Problem details => Tell how many lines contain the word "nhưng". Reply with the number only.

Records shown =>
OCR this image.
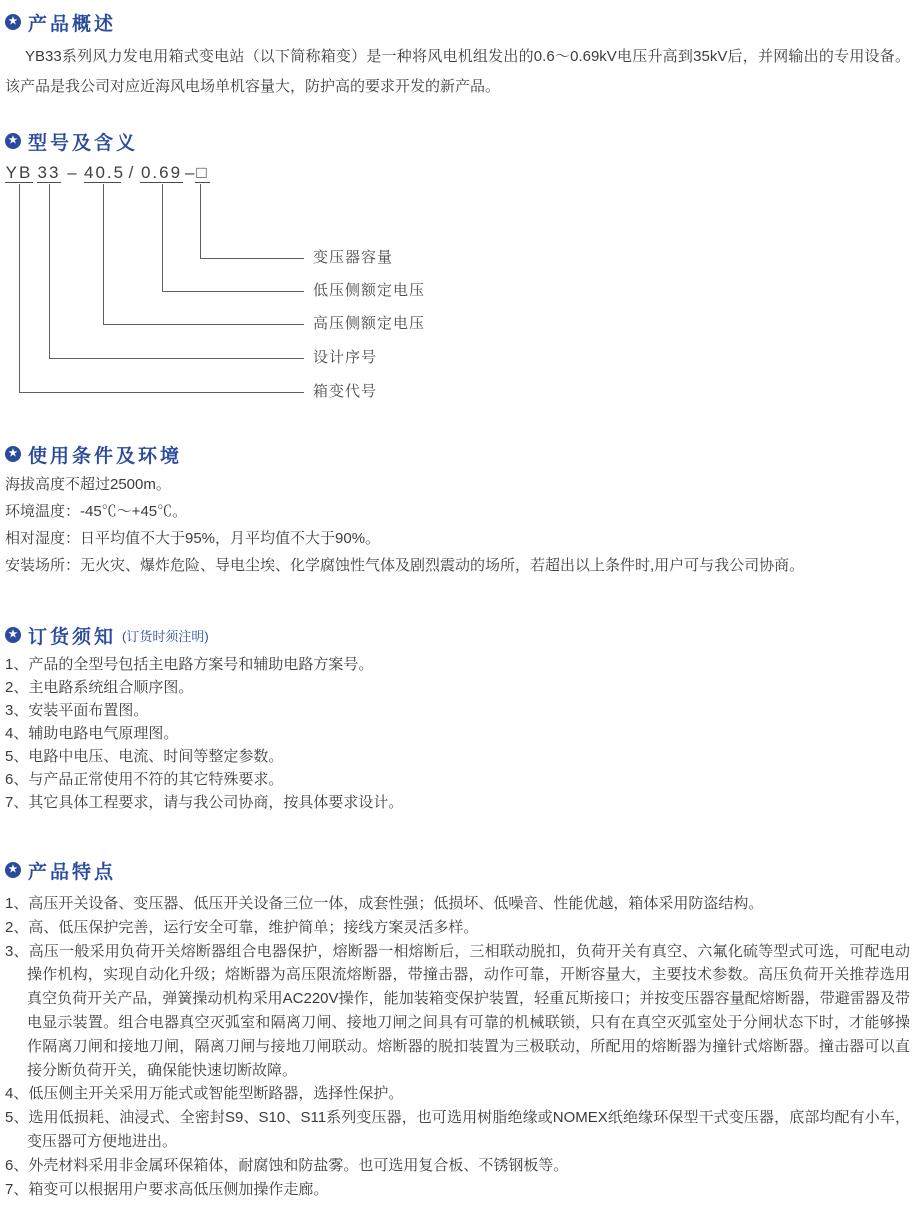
★ 产品概述

YB33系列风力发电用箱式变电站（以下简称箱变）是一种将风电机组发出的0.6～0.69kV电压升高到35kV后，并网输出的专用设备。该产品是我公司对应近海风电场单机容量大，防护高的要求开发的新产品。

★ 型号及含义
YB 33 – 40.5 / 0.69 – □
变压器容量
低压侧额定电压
高压侧额定电压
设计序号
箱变代号
★ 使用条件及环境
海拔高度不超过2500m。
环境温度：-45℃～+45℃。
相对湿度：日平均值不大于95%，月平均值不大于90%。
安装场所：无火灾、爆炸危险、导电尘埃、化学腐蚀性气体及剧烈震动的场所，若超出以上条件时,用户可与我公司协商。
★ 订货须知 (订货时须注明)
1、产品的全型号包括主电路方案号和辅助电路方案号。
2、主电路系统组合顺序图。
3、安装平面布置图。
4、辅助电路电气原理图。
5、电路中电压、电流、时间等整定参数。
6、与产品正常使用不符的其它特殊要求。
7、其它具体工程要求，请与我公司协商，按具体要求设计。
★ 产品特点
1、高压开关设备、变压器、低压开关设备三位一体，成套性强；低损坏、低噪音、性能优越，箱体采用防盗结构。
2、高、低压保护完善，运行安全可靠，维护简单；接线方案灵活多样。
3、高压一般采用负荷开关熔断器组合电器保护，熔断器一相熔断后，三相联动脱扣，负荷开关有真空、六氟化硫等型式可选，可配电动操作机构，实现自动化升级；熔断器为高压限流熔断器，带撞击器，动作可靠，开断容量大，主要技术参数。高压负荷开关推荐选用真空负荷开关产品，弹簧操动机构采用AC220V操作，能加装箱变保护装置，轻重瓦斯接口；并按变压器容量配熔断器，带避雷器及带电显示装置。组合电器真空灭弧室和隔离刀闸、接地刀闸之间具有可靠的机械联锁，只有在真空灭弧室处于分闸状态下时，才能够操作隔离刀闸和接地刀闸，隔离刀闸与接地刀闸联动。熔断器的脱扣装置为三极联动，所配用的熔断器为撞针式熔断器。撞击器可以直接分断负荷开关，确保能快速切断故障。
4、低压侧主开关采用万能式或智能型断路器，选择性保护。
5、选用低损耗、油浸式、全密封S9、S10、S11系列变压器，也可选用树脂绝缘或NOMEX纸绝缘环保型干式变压器，底部均配有小车，变压器可方便地进出。
6、外壳材料采用非金属环保箱体，耐腐蚀和防盐雾。也可选用复合板、不锈钢板等。
7、箱变可以根据用户要求高低压侧加操作走廊。
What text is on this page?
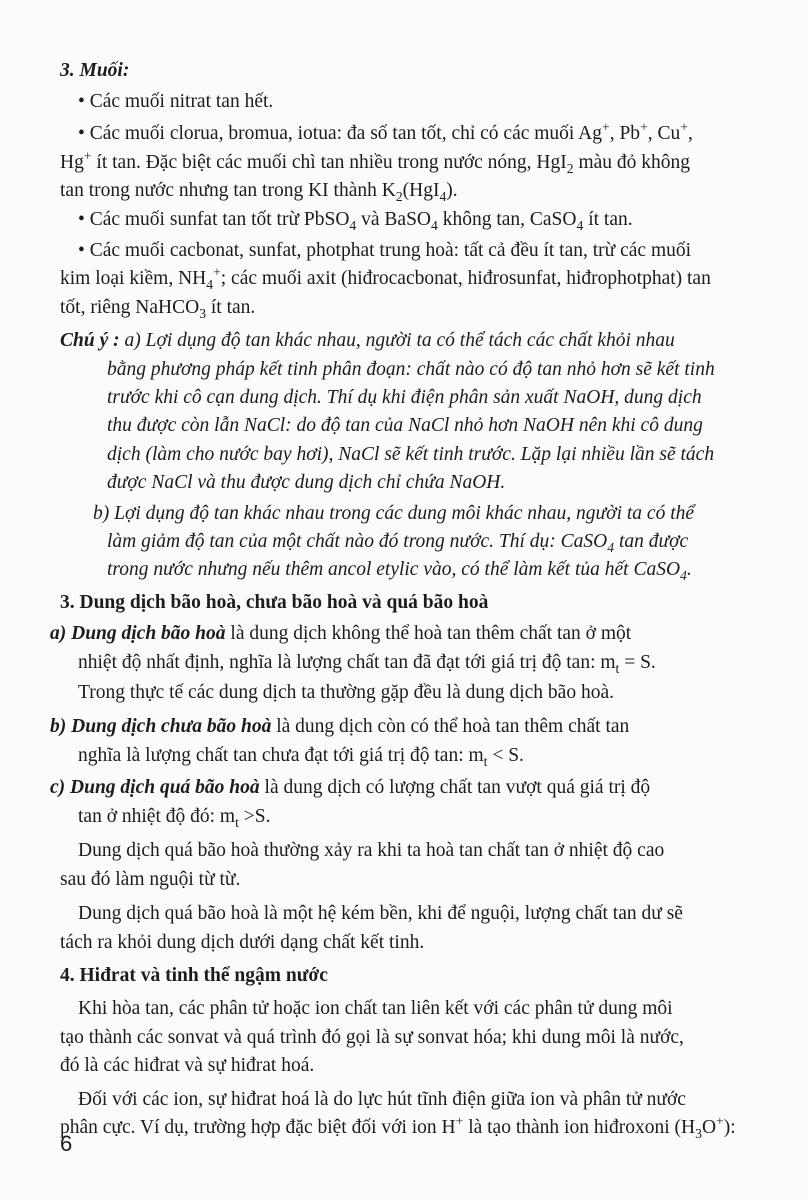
3. Muối:
• Các muối nitrat tan hết.
• Các muối clorua, bromua, iotua: đa số tan tốt, chỉ có các muối Ag+, Pb+, Cu+,
Hg+ ít tan. Đặc biệt các muối chì tan nhiều trong nước nóng, HgI$_2$ màu đỏ không
tan trong nước nhưng tan trong KI thành $K_2(HgI_4)$.
• Các muối sunfat tan tốt trừ PbSO$_4$ và BaSO$_4$ không tan, CaSO$_4$ ít tan.
• Các muối cacbonat, sunfat, photphat trung hoà: tất cả đều ít tan, trừ các muối
kim loại kiềm, $NH_4^+$; các muối axit (hiđrocacbonat, hiđrosunfat, hiđrophotphat) tan
tốt, riêng NaHCO$_3$ ít tan.
Chú ý : a) Lợi dụng độ tan khác nhau, người ta có thể tách các chất khỏi nhau
bằng phương pháp kết tinh phân đoạn: chất nào có độ tan nhỏ hơn sẽ kết tinh
trước khi cô cạn dung dịch. Thí dụ khi điện phân sản xuất NaOH, dung dịch
thu được còn lẫn NaCl: do độ tan của NaCl nhỏ hơn NaOH nên khi cô dung
dịch (làm cho nước bay hơi), NaCl sẽ kết tinh trước. Lặp lại nhiều lần sẽ tách
được NaCl và thu được dung dịch chỉ chứa NaOH.
b) Lợi dụng độ tan khác nhau trong các dung môi khác nhau, người ta có thể
làm giảm độ tan của một chất nào đó trong nước. Thí dụ: CaSO$_4$ tan được
trong nước nhưng nếu thêm ancol etylic vào, có thể làm kết tủa hết CaSO$_4$.
3. Dung dịch bão hoà, chưa bão hoà và quá bão hoà
a) Dung dịch bão hoà là dung dịch không thể hoà tan thêm chất tan ở một
nhiệt độ nhất định, nghĩa là lượng chất tan đã đạt tới giá trị độ tan: $m_t = S$.
Trong thực tế các dung dịch ta thường gặp đều là dung dịch bão hoà.
b) Dung dịch chưa bão hoà là dung dịch còn có thể hoà tan thêm chất tan
nghĩa là lượng chất tan chưa đạt tới giá trị độ tan: $m_t < S$.
c) Dung dịch quá bão hoà là dung dịch có lượng chất tan vượt quá giá trị độ
tan ở nhiệt độ đó: $m_t >S$.
Dung dịch quá bão hoà thường xảy ra khi ta hoà tan chất tan ở nhiệt độ cao
sau đó làm nguội từ từ.
Dung dịch quá bão hoà là một hệ kém bền, khi để nguội, lượng chất tan dư sẽ
tách ra khỏi dung dịch dưới dạng chất kết tinh.
4. Hiđrat và tinh thể ngậm nước
Khi hòa tan, các phân tử hoặc ion chất tan liên kết với các phân tử dung môi
tạo thành các sonvat và quá trình đó gọi là sự sonvat hóa; khi dung môi là nước,
đó là các hiđrat và sự hiđrat hoá.
Đối với các ion, sự hiđrat hoá là do lực hút tĩnh điện giữa ion và phân tử nước
phân cực. Ví dụ, trường hợp đặc biệt đối với ion H+ là tạo thành ion hiđroxoni $(H_3O^+)$:
6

Written answer => 2